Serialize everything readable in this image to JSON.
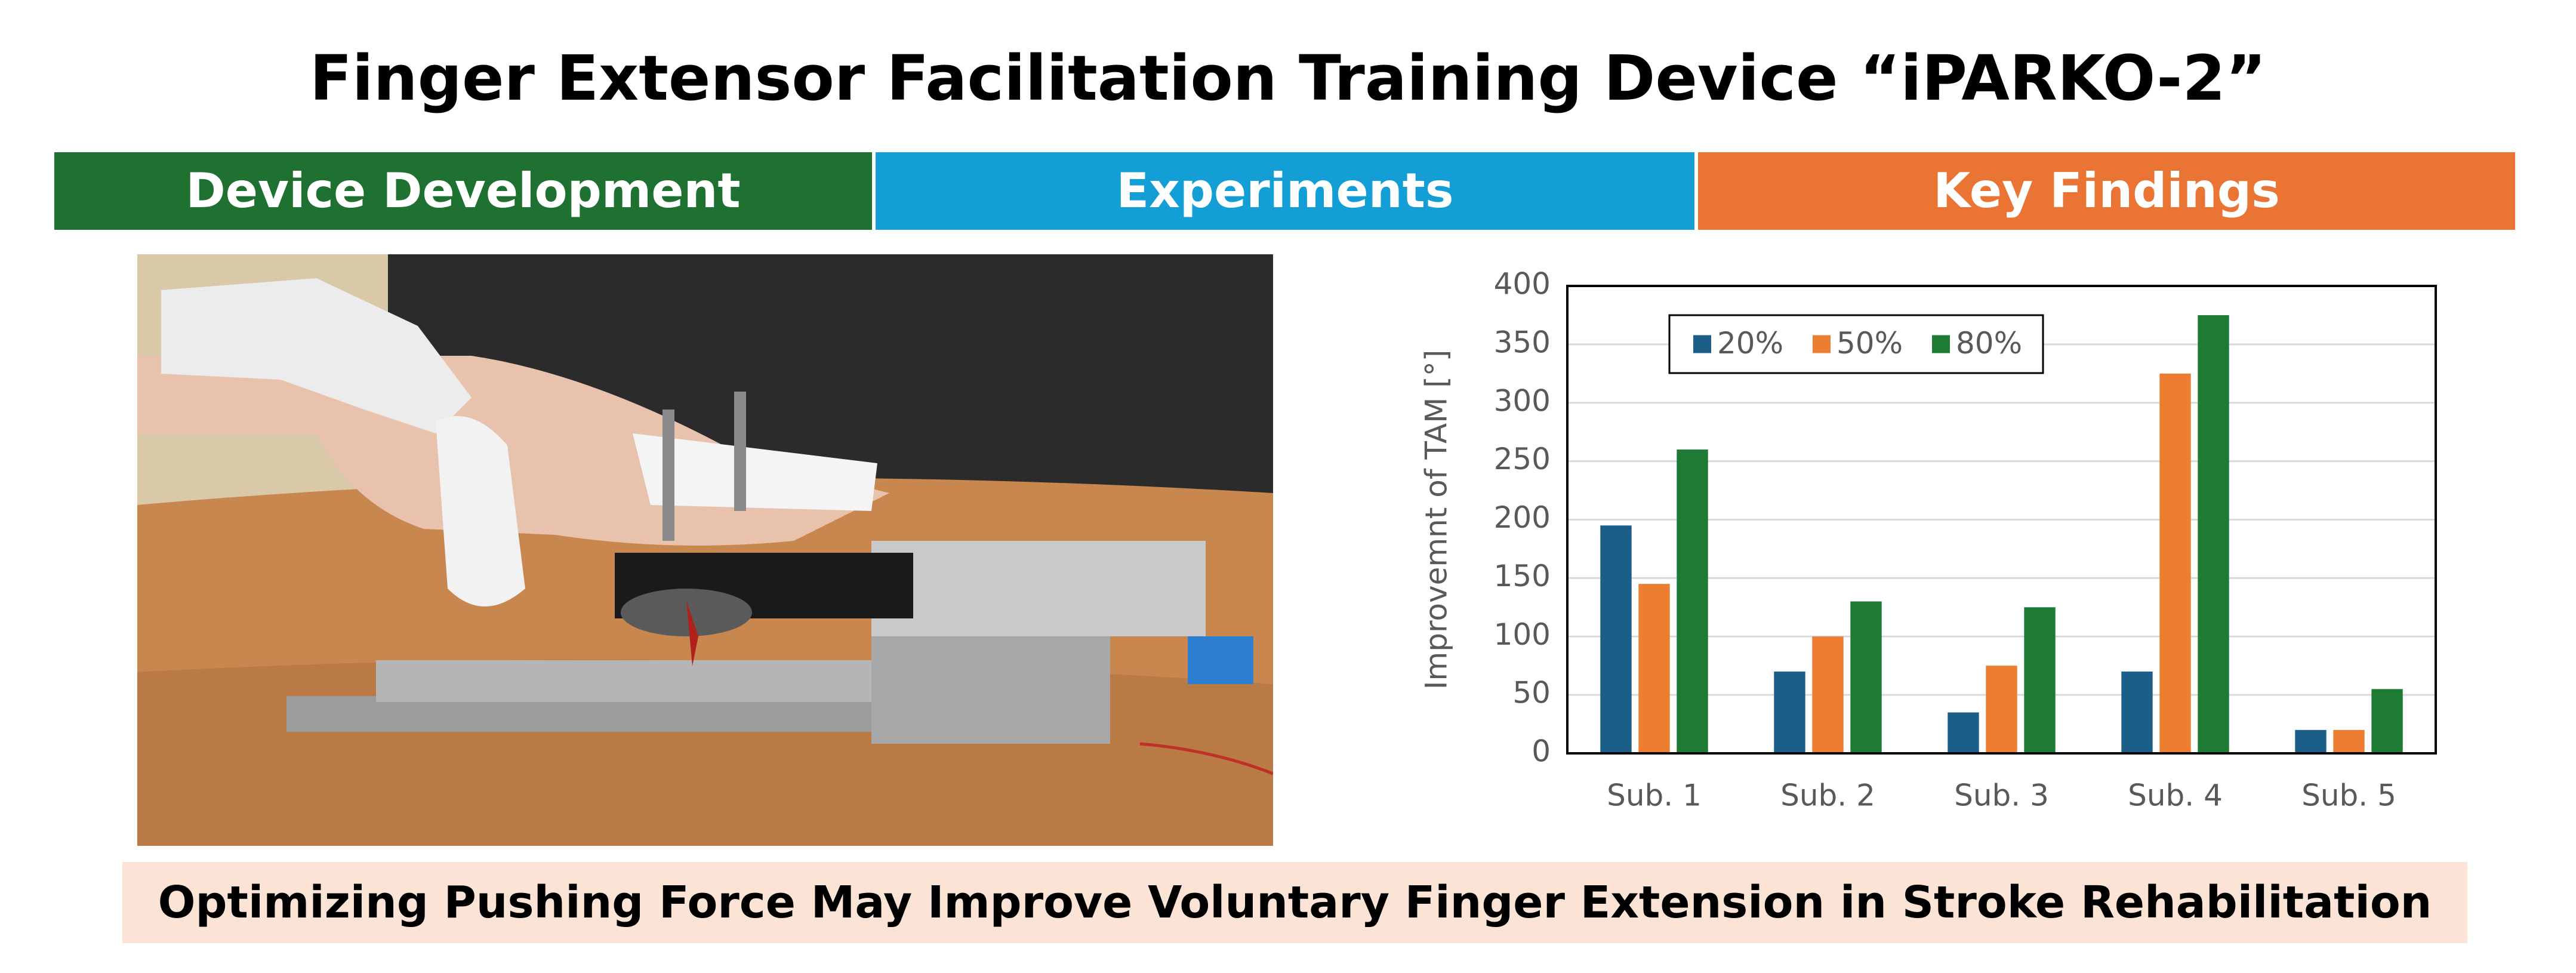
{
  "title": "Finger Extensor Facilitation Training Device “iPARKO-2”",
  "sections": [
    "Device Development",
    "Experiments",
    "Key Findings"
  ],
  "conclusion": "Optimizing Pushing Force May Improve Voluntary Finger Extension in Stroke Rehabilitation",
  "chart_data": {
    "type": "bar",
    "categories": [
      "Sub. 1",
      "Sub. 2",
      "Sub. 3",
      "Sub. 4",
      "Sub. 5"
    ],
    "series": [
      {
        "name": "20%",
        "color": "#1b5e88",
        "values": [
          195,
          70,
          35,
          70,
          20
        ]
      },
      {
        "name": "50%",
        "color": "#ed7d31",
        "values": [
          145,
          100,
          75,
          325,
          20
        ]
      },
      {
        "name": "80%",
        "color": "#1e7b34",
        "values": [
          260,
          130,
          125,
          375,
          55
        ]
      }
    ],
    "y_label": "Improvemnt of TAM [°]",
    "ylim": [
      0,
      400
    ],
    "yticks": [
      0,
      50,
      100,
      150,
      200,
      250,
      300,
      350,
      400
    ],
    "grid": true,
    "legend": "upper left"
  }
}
————
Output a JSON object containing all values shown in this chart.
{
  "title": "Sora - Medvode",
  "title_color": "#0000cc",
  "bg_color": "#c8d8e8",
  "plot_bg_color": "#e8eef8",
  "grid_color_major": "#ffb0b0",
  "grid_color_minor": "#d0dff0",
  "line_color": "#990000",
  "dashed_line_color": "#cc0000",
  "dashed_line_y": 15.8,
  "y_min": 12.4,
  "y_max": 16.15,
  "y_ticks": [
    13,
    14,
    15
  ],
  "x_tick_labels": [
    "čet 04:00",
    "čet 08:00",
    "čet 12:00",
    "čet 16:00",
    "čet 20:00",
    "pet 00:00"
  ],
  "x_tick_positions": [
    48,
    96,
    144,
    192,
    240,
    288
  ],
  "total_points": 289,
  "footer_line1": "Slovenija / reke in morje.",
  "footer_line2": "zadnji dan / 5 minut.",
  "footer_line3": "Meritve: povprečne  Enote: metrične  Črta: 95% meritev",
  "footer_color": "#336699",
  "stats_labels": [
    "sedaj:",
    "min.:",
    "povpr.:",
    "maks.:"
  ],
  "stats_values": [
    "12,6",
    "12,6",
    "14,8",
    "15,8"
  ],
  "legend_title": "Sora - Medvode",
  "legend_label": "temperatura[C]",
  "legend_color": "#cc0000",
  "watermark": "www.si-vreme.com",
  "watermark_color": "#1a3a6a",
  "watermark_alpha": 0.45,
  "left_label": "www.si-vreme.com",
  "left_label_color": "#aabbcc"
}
————
Task to complete =>
From the data, pick out every line that includes "vreme".

Solution to this task =>
  "watermark": "www.si-vreme.com",
  "left_label": "www.si-vreme.com",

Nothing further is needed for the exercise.